* STATED EXERCISE:
Make an exact copy of all the records.

* PROVIDED DATA:
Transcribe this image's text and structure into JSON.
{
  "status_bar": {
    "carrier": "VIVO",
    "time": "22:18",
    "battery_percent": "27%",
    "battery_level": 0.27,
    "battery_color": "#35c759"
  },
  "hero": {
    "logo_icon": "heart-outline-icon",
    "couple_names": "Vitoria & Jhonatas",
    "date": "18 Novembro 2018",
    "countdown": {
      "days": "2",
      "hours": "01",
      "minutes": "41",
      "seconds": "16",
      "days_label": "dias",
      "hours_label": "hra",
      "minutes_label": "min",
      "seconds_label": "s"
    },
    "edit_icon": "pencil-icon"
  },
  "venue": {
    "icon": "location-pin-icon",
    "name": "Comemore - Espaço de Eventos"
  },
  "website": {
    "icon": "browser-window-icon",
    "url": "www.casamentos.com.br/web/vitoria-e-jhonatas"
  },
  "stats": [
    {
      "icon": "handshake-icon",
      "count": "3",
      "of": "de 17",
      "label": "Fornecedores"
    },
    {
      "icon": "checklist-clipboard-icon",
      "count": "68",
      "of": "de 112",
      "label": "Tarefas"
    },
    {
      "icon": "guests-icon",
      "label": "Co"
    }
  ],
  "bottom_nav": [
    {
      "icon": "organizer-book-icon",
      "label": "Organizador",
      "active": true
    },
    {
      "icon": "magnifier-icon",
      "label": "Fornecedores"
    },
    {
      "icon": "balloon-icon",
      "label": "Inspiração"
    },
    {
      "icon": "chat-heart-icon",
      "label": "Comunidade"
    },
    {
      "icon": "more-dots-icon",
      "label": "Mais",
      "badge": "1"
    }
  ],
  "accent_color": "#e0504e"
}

* CORRECT RESULT:
Transcribe this image's text and structure into JSON.
{
  "status_bar": {
    "carrier": "VIVO",
    "time": "22:18",
    "battery_percent": "27%",
    "battery_level": 0.27,
    "battery_color": "#35c759"
  },
  "hero": {
    "logo_icon": "heart-outline-icon",
    "couple_names": "Vitoria & Jhonatas",
    "date": "18 Novembro 2018",
    "countdown": {
      "days": "2",
      "hours": "01",
      "minutes": "41",
      "seconds": "16",
      "days_label": "dias",
      "hours_label": "hra",
      "minutes_label": "min",
      "seconds_label": "s"
    },
    "edit_icon": "pencil-icon"
  },
  "venue": {
    "icon": "location-pin-icon",
    "name": "Comemore - Espaço de Eventos"
  },
  "website": {
    "icon": "browser-window-icon",
    "url": "www.casamentos.com.br/web/vitoria-e-jhonatas"
  },
  "stats": [
    {
      "icon": "handshake-icon",
      "count": "3",
      "of": "de 17",
      "label": "Fornecedores"
    },
    {
      "icon": "checklist-clipboard-icon",
      "count": "68",
      "of": "de 112",
      "label": "Tarefas"
    },
    {
      "icon": "guests-icon",
      "label": "Co"
    }
  ],
  "bottom_nav": [
    {
      "icon": "organizer-book-icon",
      "label": "Organizador",
      "active": true
    },
    {
      "icon": "magnifier-icon",
      "label": "Fornecedores"
    },
    {
      "icon": "balloon-icon",
      "label": "Inspiração"
    },
    {
      "icon": "chat-heart-icon",
      "label": "Comunidade"
    },
    {
      "icon": "more-dots-icon",
      "label": "Mais",
      "badge": "1"
    }
  ],
  "accent_color": "#e0504e"
}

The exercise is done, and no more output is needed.